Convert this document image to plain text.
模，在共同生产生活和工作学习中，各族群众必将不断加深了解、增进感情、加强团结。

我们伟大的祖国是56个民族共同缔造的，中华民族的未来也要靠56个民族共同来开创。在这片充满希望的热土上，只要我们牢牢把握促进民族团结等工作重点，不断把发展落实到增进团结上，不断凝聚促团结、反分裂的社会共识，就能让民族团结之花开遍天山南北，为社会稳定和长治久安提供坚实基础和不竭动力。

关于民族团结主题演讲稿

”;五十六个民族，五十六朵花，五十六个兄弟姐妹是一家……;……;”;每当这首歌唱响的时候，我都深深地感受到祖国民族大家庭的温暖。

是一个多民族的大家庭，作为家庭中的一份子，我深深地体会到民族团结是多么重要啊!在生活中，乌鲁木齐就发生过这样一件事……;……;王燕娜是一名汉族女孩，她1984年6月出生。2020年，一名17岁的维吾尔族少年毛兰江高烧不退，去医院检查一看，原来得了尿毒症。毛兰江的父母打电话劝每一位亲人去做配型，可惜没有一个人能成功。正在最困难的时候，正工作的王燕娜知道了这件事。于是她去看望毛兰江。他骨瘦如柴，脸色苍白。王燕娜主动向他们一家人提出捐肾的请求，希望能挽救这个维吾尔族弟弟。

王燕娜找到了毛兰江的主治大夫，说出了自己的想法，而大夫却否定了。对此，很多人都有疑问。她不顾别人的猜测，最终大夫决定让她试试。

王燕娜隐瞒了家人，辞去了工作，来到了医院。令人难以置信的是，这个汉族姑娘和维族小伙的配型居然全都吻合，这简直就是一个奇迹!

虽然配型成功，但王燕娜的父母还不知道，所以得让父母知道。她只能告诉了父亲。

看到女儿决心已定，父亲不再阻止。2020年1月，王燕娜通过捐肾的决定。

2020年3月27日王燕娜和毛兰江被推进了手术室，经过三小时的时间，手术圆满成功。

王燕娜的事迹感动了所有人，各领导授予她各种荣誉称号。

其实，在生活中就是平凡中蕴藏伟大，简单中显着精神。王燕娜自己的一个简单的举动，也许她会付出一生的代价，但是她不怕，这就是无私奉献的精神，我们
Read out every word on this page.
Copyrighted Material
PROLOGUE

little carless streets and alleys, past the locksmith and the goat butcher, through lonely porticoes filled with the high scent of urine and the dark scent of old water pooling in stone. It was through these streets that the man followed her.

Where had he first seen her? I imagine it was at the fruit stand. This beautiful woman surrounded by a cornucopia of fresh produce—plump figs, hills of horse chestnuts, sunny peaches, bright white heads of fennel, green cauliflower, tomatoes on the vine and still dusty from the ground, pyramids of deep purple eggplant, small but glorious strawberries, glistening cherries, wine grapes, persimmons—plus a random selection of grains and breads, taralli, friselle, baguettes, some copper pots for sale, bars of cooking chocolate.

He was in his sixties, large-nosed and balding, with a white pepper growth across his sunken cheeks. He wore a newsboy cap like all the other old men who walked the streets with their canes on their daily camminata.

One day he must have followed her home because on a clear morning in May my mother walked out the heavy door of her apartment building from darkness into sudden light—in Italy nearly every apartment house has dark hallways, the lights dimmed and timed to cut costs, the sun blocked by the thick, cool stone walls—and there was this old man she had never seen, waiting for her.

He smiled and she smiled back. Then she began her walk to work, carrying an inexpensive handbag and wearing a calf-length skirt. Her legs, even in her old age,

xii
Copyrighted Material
● ● ●
§ Task requirements: Show every line in the records above that contains the word "walked".

§ Task output:
He was in his sixties, large-nosed and balding, with a white pepper growth across his sunken cheeks. He wore a newsboy cap like all the other old men who walked the streets with their canes on their daily camminata.
One day he must have followed her home because on a clear morning in May my mother walked out the heavy door of her apartment building from darkness into sudden light—in Italy nearly every apartment house has dark hallways, the lights dimmed and timed to cut costs, the sun blocked by the thick, cool stone walls—and there was this old man she had never seen, waiting for her.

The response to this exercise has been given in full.